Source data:

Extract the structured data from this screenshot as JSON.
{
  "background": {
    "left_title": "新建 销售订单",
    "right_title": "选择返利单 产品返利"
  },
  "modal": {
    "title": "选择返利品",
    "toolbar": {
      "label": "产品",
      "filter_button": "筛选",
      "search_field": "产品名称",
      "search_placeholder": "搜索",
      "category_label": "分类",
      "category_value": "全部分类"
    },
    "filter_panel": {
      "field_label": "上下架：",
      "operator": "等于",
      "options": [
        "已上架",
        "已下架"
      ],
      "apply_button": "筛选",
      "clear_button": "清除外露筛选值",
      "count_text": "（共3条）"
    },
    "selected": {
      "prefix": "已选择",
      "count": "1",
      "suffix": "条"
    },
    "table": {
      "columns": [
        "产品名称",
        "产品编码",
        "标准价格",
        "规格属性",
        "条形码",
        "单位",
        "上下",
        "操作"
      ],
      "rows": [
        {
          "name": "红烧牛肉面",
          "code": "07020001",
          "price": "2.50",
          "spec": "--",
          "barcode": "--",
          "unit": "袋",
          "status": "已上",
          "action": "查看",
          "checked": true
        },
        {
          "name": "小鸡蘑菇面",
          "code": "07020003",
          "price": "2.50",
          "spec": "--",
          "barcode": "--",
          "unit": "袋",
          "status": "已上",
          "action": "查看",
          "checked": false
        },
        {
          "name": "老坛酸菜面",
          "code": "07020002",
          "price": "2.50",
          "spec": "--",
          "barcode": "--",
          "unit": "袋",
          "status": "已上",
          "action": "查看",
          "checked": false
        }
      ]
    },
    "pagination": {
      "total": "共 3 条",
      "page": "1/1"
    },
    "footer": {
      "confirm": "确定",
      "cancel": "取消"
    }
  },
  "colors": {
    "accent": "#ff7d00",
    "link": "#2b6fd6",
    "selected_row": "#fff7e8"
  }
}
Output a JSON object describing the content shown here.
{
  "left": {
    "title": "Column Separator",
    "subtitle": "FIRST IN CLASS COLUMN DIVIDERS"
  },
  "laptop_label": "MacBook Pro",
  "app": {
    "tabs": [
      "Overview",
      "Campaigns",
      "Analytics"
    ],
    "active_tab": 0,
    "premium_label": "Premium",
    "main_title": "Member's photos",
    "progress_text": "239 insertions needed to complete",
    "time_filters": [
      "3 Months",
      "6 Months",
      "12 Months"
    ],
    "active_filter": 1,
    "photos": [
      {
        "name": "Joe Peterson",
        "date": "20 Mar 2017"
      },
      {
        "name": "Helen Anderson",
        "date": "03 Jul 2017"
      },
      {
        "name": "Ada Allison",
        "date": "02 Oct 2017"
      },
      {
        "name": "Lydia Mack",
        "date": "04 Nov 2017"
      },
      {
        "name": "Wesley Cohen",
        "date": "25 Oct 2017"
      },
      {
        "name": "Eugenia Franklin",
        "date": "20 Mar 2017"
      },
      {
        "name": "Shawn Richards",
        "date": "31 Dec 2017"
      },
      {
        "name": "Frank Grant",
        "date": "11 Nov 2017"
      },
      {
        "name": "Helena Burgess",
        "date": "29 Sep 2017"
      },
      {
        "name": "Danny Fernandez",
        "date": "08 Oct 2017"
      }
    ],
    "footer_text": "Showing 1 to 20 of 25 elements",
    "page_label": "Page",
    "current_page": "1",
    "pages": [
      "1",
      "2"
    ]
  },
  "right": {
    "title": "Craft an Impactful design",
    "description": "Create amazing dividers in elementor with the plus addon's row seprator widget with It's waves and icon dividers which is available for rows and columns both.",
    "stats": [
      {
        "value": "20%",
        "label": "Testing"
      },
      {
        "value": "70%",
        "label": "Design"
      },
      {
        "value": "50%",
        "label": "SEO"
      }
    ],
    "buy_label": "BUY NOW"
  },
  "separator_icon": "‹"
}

**Task brief:**
Find each line in the records holding the string "rows" and show it.

**Exercise solution:**
      "rows": [
    "description": "Create amazing dividers in elementor with the plus addon's row seprator widget with It's waves and icon dividers which is available for rows and columns both.",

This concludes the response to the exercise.